Every line that includes the word "hình" is to be listed.

begin Records for this exercise

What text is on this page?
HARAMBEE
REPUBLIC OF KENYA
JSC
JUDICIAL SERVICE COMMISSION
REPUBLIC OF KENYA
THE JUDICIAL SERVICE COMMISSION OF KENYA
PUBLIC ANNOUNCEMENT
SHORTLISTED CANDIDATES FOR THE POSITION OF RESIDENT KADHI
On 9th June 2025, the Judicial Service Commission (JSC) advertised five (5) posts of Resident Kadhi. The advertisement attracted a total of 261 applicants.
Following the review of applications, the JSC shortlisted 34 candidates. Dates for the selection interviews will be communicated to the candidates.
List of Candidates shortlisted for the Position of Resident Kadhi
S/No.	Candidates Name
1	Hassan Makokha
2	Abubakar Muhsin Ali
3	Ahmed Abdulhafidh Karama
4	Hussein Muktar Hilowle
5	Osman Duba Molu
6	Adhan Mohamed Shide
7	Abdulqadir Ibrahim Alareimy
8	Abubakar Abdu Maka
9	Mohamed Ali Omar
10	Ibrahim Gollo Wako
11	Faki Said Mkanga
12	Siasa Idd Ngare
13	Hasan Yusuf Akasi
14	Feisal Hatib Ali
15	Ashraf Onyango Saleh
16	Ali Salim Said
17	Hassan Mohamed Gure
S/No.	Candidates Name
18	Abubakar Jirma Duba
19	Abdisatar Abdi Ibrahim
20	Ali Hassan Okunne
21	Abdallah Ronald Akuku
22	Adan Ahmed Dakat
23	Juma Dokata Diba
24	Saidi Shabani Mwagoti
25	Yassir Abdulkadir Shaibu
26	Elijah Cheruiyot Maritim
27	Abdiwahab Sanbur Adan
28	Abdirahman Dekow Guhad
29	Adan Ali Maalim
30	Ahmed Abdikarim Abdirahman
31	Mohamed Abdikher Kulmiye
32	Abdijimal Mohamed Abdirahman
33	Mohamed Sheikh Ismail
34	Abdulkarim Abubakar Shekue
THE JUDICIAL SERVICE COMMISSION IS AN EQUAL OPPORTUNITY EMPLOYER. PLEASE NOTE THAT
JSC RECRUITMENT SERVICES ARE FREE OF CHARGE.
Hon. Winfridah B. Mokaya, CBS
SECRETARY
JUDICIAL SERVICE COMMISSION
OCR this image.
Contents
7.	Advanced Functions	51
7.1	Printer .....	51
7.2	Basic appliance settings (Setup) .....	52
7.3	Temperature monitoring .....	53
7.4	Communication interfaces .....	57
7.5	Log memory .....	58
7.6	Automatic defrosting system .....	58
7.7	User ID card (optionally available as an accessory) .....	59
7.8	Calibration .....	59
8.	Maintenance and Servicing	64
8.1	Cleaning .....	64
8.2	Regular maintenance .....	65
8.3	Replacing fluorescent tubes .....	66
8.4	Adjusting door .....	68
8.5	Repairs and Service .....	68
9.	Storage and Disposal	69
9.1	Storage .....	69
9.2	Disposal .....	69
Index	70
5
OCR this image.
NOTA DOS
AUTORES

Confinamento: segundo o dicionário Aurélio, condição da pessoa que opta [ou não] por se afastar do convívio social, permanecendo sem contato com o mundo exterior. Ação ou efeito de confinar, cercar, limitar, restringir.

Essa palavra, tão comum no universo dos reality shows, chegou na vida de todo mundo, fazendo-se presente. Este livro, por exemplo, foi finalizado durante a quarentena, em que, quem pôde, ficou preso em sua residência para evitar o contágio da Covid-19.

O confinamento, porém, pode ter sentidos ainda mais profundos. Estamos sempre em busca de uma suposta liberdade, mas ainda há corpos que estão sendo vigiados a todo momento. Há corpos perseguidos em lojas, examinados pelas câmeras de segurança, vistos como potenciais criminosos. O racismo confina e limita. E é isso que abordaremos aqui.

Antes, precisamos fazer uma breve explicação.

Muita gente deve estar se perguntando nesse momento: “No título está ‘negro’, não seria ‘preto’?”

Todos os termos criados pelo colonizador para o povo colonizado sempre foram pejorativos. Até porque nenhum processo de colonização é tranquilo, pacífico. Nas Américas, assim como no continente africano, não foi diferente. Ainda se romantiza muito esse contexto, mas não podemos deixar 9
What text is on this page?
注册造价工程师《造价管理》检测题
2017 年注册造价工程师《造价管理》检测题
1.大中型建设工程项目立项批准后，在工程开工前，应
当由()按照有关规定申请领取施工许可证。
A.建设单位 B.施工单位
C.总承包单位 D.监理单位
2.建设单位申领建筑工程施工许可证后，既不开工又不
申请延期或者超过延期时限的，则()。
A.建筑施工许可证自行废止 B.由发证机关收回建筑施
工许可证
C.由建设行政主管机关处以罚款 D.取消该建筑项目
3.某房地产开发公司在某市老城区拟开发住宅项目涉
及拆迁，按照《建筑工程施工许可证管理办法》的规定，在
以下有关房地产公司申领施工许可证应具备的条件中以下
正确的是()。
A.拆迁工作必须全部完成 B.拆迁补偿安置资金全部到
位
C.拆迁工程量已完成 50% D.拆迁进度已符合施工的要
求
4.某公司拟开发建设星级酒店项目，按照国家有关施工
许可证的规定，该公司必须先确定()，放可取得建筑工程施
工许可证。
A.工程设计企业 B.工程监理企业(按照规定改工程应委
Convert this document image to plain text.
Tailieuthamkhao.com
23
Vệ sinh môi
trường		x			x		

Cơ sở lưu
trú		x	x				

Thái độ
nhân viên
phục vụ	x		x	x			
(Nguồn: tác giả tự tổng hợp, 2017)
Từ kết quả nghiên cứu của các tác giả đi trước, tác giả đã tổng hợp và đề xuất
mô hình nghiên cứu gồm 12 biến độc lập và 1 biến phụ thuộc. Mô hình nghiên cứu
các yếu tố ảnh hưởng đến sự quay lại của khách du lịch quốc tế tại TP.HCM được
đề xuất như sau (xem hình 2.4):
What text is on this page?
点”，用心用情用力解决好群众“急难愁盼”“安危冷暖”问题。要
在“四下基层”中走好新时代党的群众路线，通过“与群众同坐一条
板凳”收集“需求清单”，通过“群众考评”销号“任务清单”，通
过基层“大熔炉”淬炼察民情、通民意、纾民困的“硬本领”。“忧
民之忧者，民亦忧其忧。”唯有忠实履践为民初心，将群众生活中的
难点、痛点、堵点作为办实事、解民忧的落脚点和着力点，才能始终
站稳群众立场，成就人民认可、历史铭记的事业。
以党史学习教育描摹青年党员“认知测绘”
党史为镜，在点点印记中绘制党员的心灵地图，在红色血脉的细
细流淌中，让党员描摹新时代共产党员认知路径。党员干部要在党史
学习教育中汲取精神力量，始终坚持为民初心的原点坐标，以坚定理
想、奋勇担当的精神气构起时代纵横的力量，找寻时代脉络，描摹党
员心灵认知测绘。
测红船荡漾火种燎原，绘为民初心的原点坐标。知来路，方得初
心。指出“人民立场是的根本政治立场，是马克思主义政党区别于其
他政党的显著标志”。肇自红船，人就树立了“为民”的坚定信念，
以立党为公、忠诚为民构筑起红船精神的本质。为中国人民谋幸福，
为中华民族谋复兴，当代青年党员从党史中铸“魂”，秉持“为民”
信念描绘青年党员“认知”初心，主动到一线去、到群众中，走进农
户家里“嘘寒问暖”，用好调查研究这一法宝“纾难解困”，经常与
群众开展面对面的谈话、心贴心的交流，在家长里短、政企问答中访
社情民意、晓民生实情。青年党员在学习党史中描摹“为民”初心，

end Records for this exercise

Exercise result
mô hình nghiên cứu gồm 12 biến độc lập và 1 biến phụ thuộc. Mô hình nghiên cứu
đề xuất như sau (xem hình 2.4):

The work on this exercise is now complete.